Scan the listing below and copy every line holding "JSON".

* * * * * * *

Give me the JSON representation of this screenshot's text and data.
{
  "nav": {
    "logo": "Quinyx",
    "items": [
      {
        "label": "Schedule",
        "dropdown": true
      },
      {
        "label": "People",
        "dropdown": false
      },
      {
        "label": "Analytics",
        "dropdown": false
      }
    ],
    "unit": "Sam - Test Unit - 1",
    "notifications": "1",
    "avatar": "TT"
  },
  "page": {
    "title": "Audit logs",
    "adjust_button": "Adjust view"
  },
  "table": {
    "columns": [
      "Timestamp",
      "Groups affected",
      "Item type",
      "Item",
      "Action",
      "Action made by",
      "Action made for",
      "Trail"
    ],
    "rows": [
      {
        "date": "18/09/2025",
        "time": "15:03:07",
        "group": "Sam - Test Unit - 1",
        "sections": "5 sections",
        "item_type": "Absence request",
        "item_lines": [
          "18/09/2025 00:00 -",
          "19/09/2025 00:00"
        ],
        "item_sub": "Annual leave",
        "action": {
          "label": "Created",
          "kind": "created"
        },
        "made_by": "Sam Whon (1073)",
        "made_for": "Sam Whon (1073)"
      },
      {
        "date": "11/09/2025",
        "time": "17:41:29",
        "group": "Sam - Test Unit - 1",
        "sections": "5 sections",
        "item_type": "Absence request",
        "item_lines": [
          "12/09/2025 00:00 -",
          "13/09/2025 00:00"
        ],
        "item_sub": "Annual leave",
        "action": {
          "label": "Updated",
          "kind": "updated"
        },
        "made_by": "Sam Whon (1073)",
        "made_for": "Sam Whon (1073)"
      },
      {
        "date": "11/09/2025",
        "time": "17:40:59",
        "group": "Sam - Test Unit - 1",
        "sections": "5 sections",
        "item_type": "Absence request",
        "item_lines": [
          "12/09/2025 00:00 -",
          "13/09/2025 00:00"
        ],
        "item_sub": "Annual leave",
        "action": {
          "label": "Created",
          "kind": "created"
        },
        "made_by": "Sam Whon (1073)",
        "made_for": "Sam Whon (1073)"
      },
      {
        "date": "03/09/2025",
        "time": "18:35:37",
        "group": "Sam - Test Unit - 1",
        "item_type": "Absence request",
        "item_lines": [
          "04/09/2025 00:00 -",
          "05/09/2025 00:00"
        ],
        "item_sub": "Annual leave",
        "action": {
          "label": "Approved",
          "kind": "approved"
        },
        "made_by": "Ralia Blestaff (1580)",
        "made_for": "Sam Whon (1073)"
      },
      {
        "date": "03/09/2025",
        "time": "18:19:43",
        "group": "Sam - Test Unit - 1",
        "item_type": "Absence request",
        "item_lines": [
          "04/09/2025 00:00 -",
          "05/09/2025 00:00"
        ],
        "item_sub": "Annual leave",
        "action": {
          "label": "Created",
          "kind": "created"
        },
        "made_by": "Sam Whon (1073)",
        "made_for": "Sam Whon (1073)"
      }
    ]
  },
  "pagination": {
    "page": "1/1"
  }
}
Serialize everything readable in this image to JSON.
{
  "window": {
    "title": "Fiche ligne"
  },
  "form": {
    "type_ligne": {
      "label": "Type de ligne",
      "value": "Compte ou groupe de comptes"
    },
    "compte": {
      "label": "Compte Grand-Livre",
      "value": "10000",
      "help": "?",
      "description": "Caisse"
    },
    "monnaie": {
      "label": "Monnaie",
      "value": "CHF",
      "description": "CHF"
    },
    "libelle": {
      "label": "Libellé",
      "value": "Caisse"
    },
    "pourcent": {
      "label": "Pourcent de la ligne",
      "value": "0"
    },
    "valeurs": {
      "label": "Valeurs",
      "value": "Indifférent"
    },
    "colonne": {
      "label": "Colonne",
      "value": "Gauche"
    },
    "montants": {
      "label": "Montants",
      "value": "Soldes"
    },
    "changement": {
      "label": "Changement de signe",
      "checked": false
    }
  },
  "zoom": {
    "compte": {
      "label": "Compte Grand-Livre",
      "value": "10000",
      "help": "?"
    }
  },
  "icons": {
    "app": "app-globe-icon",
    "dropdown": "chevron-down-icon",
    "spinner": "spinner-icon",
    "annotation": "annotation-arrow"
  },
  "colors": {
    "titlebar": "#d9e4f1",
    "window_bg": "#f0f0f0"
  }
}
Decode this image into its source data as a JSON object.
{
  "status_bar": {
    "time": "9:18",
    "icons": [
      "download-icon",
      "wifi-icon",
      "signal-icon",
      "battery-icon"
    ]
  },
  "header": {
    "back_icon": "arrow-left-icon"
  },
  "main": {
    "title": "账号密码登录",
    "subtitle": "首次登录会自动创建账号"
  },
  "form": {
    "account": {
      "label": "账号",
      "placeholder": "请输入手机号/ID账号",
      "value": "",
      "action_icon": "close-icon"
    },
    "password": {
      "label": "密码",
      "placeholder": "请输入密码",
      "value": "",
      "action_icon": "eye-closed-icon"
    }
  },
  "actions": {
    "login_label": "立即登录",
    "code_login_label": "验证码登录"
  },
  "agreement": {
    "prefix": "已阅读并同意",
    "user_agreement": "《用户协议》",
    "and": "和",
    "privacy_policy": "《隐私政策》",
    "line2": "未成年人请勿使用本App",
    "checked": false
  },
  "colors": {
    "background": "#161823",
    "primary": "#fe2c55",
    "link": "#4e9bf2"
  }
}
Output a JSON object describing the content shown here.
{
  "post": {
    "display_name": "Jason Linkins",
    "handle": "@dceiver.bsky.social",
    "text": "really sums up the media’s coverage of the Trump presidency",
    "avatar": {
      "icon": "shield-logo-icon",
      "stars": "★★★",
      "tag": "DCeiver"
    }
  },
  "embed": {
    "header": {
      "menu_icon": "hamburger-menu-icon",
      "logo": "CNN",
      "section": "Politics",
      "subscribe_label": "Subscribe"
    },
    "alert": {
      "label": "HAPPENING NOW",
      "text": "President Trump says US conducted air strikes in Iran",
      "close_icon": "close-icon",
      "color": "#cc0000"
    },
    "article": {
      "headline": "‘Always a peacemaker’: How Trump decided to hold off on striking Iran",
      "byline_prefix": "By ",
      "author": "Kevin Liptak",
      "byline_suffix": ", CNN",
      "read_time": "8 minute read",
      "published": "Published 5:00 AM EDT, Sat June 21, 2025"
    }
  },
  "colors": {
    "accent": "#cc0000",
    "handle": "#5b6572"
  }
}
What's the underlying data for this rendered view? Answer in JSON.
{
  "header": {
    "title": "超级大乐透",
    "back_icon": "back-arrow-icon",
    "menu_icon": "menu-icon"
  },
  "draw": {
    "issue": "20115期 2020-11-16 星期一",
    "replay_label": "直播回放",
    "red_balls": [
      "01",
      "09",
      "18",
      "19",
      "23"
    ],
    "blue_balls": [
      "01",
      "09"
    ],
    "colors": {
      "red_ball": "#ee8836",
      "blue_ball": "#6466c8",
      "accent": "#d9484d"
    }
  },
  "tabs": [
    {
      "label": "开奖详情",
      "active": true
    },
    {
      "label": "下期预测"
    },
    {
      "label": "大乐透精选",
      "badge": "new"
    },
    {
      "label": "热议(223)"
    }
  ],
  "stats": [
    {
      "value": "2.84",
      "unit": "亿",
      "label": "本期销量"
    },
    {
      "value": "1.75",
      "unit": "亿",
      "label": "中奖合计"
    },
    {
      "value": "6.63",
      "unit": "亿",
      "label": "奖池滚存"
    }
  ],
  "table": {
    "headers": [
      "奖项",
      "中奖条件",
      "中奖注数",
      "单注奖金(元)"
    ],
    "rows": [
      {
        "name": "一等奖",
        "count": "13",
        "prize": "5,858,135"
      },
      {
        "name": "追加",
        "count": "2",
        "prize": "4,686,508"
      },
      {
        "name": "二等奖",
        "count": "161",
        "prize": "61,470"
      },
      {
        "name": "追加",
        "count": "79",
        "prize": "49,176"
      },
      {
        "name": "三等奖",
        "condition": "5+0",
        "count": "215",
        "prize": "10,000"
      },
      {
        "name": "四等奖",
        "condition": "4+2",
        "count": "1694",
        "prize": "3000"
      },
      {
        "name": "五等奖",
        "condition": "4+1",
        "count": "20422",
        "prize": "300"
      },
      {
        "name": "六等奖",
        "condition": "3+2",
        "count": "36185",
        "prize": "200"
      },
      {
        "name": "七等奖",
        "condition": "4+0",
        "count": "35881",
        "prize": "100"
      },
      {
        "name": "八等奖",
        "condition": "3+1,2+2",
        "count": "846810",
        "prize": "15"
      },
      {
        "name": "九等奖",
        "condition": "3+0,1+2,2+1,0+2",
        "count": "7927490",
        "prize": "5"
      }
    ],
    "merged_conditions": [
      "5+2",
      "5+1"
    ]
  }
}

* * * * * * *

*Final result*:
Give me the JSON representation of this screenshot's text and data.
Serialize everything readable in this image to JSON.
Decode this image into its source data as a JSON object.
Output a JSON object describing the content shown here.
What's the underlying data for this rendered view? Answer in JSON.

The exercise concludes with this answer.